--- WRITTEN INSTRUCTION ---
Count only the lines of the records that hold "Rate", then give the number without any other words.

--- ENTRIES ---
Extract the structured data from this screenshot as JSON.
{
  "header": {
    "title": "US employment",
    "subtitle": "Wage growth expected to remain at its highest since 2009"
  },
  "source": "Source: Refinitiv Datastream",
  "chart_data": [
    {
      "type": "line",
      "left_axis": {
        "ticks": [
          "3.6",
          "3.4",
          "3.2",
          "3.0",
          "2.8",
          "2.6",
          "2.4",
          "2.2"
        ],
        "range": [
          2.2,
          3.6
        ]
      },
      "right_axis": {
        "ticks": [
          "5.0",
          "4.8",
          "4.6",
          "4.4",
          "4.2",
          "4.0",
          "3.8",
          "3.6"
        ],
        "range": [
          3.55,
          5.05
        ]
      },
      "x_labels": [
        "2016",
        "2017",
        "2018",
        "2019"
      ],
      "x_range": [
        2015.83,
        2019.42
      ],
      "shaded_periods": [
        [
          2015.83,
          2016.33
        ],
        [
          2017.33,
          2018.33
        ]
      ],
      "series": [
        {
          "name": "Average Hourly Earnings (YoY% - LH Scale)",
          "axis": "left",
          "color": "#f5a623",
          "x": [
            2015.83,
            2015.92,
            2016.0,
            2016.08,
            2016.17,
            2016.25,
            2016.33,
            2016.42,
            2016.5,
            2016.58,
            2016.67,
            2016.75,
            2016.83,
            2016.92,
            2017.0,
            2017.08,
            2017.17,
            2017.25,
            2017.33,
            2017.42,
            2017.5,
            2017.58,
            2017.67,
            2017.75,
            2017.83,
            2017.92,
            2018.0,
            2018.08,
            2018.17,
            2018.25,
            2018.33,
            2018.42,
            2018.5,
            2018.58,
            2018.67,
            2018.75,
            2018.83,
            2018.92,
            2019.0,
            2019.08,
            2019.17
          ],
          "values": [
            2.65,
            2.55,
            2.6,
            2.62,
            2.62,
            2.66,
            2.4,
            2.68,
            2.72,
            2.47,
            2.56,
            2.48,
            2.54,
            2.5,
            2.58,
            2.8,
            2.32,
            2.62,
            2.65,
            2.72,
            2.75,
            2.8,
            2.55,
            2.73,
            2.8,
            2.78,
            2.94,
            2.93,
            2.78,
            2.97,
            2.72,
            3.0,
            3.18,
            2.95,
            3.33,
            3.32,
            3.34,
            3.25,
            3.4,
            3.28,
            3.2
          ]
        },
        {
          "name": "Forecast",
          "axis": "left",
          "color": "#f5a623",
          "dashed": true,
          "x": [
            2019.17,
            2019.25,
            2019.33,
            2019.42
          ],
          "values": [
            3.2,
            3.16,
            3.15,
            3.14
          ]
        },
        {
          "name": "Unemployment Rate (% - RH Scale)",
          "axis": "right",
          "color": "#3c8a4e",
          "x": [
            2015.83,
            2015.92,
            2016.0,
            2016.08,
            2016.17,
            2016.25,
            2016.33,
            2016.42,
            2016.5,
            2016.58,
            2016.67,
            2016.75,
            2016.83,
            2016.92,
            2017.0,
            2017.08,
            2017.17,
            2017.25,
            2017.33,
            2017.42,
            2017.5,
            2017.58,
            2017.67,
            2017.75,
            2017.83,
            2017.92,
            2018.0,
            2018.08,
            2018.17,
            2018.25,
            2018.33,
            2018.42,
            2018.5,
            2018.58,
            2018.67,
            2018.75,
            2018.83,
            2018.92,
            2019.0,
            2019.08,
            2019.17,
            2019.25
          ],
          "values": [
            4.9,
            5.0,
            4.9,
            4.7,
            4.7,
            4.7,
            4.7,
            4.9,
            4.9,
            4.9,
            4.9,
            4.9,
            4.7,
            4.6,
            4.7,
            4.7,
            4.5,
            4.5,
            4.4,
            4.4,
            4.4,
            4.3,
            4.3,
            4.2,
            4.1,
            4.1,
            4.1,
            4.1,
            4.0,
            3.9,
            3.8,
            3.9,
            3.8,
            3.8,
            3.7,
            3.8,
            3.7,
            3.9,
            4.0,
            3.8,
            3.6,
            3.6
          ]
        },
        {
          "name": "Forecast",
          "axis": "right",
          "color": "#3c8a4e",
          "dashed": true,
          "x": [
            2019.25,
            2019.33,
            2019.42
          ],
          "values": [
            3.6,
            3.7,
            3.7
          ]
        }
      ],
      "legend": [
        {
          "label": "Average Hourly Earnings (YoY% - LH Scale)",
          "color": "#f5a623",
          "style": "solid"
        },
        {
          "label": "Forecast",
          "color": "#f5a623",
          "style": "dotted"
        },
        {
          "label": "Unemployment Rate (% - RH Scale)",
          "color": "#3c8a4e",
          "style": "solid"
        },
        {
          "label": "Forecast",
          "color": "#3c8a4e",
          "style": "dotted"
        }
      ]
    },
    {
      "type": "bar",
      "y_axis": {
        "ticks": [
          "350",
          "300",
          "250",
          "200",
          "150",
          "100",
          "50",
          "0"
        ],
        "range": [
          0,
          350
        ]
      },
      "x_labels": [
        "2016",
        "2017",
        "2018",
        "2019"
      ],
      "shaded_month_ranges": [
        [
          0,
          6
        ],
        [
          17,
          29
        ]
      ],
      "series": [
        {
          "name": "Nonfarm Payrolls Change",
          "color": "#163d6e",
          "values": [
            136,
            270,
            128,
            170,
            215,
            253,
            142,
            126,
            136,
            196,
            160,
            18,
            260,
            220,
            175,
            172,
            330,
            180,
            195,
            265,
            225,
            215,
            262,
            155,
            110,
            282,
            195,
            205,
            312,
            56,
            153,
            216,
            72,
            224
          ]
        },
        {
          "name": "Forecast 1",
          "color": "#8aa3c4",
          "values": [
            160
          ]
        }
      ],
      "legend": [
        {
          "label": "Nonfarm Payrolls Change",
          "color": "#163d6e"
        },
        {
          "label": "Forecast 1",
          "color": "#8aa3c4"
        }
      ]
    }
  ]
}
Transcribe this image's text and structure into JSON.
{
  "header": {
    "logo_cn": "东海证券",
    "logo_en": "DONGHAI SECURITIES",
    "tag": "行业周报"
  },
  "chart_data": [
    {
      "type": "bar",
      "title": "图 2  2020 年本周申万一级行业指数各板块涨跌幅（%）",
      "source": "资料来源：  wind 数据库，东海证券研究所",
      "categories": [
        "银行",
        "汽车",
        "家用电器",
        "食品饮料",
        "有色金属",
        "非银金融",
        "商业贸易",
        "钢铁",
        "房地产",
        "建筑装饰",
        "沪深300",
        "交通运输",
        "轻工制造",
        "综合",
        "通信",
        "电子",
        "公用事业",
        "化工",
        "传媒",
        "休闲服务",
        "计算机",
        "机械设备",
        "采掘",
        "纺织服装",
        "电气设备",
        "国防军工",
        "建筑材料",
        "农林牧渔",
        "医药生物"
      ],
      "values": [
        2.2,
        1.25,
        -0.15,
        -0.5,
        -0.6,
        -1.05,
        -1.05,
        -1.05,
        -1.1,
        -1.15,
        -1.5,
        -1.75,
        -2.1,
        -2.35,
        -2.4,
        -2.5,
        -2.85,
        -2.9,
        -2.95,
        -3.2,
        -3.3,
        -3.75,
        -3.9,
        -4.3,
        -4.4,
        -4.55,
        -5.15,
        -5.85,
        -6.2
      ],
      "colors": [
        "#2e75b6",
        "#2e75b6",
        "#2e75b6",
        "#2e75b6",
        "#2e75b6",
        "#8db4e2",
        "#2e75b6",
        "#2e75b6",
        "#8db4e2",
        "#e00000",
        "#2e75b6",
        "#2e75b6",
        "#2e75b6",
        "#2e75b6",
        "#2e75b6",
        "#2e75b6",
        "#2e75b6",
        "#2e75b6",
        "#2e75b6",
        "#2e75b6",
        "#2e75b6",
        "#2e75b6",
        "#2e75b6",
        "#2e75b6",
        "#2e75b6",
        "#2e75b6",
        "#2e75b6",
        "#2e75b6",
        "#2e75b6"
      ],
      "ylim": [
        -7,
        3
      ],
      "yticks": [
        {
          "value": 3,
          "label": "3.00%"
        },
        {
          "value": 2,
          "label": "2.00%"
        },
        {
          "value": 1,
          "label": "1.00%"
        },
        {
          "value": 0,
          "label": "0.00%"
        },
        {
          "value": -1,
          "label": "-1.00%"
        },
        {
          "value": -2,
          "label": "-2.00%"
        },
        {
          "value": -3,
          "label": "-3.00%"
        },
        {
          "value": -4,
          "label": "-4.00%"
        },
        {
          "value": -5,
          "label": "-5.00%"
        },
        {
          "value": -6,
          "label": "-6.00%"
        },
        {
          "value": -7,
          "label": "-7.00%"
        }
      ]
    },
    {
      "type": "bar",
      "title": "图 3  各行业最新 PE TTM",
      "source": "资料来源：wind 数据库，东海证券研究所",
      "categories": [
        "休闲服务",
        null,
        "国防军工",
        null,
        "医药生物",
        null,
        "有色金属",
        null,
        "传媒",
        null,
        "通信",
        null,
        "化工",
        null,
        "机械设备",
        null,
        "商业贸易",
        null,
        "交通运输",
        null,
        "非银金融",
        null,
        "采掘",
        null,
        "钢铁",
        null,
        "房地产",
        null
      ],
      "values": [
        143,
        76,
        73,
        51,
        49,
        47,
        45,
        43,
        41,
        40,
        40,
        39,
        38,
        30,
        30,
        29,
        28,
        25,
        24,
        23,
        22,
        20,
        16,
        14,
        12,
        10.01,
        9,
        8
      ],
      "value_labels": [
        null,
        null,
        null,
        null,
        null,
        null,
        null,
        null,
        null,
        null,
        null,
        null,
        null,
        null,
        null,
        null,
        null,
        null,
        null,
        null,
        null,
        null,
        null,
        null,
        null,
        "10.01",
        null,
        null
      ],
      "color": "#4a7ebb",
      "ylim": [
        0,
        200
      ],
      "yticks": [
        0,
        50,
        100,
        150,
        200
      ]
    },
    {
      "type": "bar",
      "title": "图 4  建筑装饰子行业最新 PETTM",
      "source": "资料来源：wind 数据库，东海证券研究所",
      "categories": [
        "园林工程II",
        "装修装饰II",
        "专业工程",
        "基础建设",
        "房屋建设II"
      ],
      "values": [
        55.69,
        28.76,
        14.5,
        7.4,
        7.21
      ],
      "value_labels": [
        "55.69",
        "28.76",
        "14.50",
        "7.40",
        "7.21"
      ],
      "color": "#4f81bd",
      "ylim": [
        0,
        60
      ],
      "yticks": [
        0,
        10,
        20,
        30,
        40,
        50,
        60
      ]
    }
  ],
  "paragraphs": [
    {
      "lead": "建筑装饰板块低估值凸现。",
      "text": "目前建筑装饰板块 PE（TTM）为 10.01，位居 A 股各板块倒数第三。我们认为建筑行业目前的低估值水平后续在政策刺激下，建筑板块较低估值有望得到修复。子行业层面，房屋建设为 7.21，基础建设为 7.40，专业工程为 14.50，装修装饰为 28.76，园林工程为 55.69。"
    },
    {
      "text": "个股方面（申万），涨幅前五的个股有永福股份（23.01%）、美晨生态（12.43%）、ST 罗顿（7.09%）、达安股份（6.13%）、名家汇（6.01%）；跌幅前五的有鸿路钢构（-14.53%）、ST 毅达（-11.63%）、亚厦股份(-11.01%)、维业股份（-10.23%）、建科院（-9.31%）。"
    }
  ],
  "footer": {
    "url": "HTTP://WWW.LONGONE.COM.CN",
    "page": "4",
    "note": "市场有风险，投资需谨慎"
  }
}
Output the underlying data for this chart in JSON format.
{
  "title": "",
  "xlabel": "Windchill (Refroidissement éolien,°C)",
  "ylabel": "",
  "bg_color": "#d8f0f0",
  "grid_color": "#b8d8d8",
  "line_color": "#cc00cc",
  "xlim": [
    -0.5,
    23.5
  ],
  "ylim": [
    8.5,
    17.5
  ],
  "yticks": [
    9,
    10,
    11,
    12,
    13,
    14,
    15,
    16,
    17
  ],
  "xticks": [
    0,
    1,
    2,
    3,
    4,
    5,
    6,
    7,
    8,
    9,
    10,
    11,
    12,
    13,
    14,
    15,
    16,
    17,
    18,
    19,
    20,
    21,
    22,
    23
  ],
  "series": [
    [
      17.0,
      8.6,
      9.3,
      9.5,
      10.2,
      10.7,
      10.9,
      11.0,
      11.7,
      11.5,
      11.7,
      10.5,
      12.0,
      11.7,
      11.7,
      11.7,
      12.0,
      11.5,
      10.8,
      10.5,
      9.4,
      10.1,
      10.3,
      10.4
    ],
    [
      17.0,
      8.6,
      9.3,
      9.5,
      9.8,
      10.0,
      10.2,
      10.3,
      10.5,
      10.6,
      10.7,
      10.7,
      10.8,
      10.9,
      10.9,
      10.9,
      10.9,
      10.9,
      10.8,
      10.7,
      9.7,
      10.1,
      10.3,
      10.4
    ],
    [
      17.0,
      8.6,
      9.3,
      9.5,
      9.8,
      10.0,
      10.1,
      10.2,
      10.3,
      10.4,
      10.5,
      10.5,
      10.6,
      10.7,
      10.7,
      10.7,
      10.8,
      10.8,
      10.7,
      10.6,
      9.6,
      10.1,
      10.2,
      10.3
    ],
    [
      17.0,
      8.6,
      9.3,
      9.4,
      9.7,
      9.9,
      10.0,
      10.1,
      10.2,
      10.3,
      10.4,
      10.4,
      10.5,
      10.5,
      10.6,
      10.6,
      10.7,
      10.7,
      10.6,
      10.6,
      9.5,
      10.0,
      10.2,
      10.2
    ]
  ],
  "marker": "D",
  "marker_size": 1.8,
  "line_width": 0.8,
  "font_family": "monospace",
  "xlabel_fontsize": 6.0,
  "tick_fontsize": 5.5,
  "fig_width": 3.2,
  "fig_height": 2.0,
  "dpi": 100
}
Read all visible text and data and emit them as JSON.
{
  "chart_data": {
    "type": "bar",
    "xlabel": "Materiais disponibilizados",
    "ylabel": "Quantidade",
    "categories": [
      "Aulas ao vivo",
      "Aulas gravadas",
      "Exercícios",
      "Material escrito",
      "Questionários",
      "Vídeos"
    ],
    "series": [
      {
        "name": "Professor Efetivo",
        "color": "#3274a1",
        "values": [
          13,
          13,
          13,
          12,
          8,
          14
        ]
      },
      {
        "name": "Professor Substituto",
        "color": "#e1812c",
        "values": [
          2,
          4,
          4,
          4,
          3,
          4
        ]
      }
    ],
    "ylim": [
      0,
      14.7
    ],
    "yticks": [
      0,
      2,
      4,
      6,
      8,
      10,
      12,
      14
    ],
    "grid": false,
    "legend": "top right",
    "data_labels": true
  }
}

--- SOLUTION FOR THIS PROBLEM ---
2